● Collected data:

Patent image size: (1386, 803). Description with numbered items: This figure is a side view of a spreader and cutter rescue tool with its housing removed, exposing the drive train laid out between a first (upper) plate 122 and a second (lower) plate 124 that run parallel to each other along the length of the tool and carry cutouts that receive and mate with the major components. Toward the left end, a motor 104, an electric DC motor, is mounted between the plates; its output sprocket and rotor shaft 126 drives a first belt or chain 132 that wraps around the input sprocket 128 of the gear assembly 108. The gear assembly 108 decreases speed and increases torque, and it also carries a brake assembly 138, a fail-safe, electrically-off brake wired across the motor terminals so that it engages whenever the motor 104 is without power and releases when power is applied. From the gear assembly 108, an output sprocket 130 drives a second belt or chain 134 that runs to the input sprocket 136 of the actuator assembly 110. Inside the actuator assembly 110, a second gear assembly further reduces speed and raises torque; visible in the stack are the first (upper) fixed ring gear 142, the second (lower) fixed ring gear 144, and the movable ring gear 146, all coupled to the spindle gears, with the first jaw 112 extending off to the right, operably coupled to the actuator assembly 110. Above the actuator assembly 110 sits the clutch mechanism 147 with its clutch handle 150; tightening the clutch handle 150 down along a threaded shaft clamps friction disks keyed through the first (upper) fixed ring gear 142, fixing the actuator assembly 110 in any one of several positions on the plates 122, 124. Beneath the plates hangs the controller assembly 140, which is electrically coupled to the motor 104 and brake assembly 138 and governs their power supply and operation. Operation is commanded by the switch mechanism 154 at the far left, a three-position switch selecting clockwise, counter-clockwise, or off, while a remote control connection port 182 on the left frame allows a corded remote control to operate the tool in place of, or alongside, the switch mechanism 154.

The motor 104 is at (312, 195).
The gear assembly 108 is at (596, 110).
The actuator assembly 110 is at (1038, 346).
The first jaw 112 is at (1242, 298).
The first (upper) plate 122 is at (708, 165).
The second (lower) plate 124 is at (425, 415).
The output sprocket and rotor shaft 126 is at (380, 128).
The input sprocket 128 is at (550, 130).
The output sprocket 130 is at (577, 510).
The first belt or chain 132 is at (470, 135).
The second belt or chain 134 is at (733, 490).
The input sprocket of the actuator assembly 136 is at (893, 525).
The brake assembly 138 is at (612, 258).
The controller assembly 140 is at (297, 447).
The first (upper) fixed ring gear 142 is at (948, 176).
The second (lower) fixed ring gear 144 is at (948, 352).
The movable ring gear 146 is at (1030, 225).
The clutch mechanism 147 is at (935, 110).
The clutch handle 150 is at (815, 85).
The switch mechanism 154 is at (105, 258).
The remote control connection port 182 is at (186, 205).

● Work to do:
Find every line above that contains the word "chain", matching case exactly, and copy each of those lines in full.

● Task response:
Patent image size: (1386, 803). Description with numbered items: This figure is a side view of a spreader and cutter rescue tool with its housing removed, exposing the drive train laid out between a first (upper) plate 122 and a second (lower) plate 124 that run parallel to each other along the length of the tool and carry cutouts that receive and mate with the major components. Toward the left end, a motor 104, an electric DC motor, is mounted between the plates; its output sprocket and rotor shaft 126 drives a first belt or chain 132 that wraps around the input sprocket 128 of the gear assembly 108. The gear assembly 108 decreases speed and increases torque, and it also carries a brake assembly 138, a fail-safe, electrically-off brake wired across the motor terminals so that it engages whenever the motor 104 is without power and releases when power is applied. From the gear assembly 108, an output sprocket 130 drives a second belt or chain 134 that runs to the input sprocket 136 of the actuator assembly 110. Inside the actuator assembly 110, a second gear assembly further reduces speed and raises torque; visible in the stack are the first (upper) fixed ring gear 142, the second (lower) fixed ring gear 144, and the movable ring gear 146, all coupled to the spindle gears, with the first jaw 112 extending off to the right, operably coupled to the actuator assembly 110. Above the actuator assembly 110 sits the clutch mechanism 147 with its clutch handle 150; tightening the clutch handle 150 down along a threaded shaft clamps friction disks keyed through the first (upper) fixed ring gear 142, fixing the actuator assembly 110 in any one of several positions on the plates 122, 124. Beneath the plates hangs the controller assembly 140, which is electrically coupled to the motor 104 and brake assembly 138 and governs their power supply and operation. Operation is commanded by the switch mechanism 154 at the far left, a three-position switch selecting clockwise, counter-clockwise, or off, while a remote control connection port 182 on the left frame allows a corded remote control to operate the tool in place of, or alongside, the switch mechanism 154.
The first belt or chain 132 is at (470, 135).
The second belt or chain 134 is at (733, 490).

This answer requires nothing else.